▸ **Work to complete**: Lines containing the word "meningkat" should be extracted in full.

=== Material supplied ===

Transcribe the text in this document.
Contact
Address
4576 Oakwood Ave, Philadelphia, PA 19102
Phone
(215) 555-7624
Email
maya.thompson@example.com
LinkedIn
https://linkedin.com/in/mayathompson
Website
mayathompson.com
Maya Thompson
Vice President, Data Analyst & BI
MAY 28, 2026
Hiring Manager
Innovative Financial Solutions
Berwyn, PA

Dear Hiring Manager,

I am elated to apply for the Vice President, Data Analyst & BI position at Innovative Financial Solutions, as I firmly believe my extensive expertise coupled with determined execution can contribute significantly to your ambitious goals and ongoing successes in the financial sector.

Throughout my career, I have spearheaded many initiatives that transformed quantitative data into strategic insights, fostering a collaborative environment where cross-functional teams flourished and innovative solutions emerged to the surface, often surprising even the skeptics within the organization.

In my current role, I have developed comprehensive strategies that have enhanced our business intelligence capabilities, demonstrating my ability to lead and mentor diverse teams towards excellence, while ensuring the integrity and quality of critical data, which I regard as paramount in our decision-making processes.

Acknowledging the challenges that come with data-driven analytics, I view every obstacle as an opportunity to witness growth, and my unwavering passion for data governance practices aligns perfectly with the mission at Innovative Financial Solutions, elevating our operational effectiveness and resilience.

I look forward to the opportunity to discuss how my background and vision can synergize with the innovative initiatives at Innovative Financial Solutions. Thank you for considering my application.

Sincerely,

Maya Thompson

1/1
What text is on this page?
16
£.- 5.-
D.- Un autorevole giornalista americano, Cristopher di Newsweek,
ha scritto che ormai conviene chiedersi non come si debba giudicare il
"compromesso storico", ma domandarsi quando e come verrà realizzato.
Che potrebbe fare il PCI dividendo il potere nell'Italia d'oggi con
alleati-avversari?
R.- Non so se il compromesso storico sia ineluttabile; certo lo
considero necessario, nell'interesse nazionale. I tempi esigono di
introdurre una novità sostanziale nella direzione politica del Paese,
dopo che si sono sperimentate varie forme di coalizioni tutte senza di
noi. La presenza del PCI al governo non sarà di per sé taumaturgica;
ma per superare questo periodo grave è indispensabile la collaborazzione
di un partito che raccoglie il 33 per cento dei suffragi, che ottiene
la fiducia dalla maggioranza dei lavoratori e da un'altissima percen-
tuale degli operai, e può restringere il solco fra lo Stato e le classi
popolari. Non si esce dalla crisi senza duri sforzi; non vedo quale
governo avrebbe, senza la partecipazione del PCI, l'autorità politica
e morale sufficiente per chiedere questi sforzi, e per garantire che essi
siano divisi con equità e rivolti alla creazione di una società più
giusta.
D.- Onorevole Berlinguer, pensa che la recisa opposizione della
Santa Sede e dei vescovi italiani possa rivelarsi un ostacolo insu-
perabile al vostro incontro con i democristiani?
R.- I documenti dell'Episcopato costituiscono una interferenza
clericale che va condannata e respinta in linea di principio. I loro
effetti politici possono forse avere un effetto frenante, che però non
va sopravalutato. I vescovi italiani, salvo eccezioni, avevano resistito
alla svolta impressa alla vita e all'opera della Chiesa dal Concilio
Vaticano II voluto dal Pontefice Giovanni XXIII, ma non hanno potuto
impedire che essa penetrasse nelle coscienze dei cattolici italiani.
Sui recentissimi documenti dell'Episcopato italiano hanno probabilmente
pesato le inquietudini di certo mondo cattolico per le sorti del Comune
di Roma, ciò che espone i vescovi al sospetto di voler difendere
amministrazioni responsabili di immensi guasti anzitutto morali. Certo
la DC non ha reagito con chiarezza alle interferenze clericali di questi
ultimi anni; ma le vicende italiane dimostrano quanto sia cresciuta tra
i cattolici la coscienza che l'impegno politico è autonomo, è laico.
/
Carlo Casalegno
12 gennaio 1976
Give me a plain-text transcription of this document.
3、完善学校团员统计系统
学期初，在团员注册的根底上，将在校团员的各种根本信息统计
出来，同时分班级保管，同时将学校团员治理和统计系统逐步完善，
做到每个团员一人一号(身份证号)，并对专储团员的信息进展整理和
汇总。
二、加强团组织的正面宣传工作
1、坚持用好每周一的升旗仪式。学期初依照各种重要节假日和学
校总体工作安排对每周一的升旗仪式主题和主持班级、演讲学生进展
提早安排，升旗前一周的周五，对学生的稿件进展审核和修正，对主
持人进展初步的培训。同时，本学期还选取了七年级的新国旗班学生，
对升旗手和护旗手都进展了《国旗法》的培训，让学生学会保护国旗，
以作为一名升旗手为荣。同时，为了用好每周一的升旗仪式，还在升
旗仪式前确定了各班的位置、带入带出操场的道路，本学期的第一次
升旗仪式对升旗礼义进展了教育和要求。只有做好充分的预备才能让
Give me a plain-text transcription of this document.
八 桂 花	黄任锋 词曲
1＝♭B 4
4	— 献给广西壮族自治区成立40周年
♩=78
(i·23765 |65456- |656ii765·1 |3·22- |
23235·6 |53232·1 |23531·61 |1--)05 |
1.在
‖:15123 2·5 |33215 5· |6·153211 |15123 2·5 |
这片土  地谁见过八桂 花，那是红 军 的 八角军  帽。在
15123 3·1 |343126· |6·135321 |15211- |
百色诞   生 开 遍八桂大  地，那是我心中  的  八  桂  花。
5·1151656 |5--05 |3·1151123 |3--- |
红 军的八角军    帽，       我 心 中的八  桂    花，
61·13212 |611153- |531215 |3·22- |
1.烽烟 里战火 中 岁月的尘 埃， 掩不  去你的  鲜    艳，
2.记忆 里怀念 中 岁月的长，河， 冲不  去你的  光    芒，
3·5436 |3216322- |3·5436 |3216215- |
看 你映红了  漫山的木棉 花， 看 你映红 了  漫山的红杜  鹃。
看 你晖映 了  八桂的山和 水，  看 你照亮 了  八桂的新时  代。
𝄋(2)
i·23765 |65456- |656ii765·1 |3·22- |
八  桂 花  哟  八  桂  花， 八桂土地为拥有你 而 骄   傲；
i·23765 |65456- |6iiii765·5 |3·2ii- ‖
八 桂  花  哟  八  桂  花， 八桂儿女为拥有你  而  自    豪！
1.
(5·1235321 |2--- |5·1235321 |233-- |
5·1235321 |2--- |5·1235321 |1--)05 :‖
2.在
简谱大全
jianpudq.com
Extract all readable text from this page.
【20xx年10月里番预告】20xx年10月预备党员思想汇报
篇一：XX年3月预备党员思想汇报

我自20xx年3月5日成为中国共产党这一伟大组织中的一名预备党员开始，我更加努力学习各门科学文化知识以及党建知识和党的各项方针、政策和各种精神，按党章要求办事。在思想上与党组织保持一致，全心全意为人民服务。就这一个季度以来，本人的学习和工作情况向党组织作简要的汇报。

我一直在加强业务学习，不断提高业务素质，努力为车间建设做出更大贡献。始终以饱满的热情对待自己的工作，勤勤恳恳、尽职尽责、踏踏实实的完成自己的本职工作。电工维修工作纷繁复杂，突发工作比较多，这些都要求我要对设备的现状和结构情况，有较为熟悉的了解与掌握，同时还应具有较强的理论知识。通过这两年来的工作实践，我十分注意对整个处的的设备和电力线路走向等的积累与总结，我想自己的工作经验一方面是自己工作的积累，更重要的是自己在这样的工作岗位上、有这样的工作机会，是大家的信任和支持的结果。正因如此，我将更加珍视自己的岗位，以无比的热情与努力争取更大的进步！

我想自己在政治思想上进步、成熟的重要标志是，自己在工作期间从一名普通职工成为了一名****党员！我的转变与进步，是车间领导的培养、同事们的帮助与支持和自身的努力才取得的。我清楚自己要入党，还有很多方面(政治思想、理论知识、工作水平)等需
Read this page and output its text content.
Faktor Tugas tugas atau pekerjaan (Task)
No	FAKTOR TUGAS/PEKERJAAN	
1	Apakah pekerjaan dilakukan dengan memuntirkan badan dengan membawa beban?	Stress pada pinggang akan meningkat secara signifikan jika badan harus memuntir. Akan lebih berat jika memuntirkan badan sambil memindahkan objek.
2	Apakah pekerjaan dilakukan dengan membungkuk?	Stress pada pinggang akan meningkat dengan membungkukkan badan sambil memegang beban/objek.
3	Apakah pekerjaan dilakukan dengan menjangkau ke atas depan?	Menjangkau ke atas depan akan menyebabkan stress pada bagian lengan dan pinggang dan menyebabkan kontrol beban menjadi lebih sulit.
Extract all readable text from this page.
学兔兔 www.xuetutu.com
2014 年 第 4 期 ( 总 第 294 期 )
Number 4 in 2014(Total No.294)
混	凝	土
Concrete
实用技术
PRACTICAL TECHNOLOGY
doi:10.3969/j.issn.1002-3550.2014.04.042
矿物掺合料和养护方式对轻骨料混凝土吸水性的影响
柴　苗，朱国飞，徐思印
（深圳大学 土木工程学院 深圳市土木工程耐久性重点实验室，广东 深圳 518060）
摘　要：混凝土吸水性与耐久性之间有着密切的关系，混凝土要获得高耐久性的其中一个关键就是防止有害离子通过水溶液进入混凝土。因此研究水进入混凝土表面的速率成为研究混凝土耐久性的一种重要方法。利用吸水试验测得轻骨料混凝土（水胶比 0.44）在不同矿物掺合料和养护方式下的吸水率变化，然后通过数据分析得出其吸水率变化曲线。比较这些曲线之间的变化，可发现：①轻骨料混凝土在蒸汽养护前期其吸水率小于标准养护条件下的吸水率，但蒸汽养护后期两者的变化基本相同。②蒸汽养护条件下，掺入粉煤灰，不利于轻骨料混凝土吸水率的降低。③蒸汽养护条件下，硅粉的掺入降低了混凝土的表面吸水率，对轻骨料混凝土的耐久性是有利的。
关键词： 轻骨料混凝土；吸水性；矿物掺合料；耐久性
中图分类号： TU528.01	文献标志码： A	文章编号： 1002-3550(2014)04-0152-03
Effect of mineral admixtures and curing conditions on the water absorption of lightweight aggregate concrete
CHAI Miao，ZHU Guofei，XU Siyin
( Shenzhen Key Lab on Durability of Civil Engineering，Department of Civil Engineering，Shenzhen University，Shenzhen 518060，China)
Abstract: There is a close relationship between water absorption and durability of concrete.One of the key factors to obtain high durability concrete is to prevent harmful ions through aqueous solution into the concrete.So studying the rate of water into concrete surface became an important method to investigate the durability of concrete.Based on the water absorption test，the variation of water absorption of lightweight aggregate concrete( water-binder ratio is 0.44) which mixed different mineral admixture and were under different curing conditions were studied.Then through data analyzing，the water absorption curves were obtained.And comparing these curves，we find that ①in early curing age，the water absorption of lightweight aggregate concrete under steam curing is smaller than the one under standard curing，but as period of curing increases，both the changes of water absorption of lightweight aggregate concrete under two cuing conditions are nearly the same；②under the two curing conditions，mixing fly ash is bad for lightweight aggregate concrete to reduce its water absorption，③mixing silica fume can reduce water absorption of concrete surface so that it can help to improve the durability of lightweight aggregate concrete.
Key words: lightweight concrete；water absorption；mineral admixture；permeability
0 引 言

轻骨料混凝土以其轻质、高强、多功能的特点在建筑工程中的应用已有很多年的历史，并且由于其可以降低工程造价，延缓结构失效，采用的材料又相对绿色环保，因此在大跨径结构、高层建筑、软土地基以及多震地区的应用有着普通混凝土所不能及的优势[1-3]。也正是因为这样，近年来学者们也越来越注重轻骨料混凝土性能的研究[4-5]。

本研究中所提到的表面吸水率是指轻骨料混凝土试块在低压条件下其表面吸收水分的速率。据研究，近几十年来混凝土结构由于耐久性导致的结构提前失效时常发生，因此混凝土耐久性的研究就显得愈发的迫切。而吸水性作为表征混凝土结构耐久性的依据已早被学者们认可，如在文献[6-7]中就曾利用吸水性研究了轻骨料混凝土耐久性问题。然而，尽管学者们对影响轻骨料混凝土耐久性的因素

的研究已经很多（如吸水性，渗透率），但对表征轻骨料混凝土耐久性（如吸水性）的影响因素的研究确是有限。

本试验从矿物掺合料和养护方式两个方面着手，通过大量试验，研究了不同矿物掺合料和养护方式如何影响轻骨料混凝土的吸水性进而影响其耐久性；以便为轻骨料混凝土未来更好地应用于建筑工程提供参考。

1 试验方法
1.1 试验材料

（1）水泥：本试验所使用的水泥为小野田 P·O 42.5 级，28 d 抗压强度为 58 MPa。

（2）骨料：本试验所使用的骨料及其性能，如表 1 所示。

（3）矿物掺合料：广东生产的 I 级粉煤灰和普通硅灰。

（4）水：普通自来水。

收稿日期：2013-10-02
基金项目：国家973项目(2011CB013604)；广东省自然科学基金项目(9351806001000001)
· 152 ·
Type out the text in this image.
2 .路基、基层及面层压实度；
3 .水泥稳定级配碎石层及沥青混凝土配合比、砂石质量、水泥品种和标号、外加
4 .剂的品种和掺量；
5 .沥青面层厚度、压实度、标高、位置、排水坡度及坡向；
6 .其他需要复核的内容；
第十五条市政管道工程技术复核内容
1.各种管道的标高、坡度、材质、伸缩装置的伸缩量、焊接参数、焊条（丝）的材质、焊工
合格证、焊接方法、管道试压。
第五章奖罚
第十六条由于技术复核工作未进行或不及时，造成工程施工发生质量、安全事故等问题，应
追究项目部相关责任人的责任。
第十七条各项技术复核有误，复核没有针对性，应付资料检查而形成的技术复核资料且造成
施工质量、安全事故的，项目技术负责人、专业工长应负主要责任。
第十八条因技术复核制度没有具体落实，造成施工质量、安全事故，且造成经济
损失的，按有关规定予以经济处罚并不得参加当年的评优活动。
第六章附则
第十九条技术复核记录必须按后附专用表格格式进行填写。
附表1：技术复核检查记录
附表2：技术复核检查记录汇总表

===

▸ **Answer for the task**:
1	Apakah pekerjaan dilakukan dengan memuntirkan badan dengan membawa beban?	Stress pada pinggang akan meningkat secara signifikan jika badan harus memuntir. Akan lebih berat jika memuntirkan badan sambil memindahkan objek.
2	Apakah pekerjaan dilakukan dengan membungkuk?	Stress pada pinggang akan meningkat dengan membungkukkan badan sambil memegang beban/objek.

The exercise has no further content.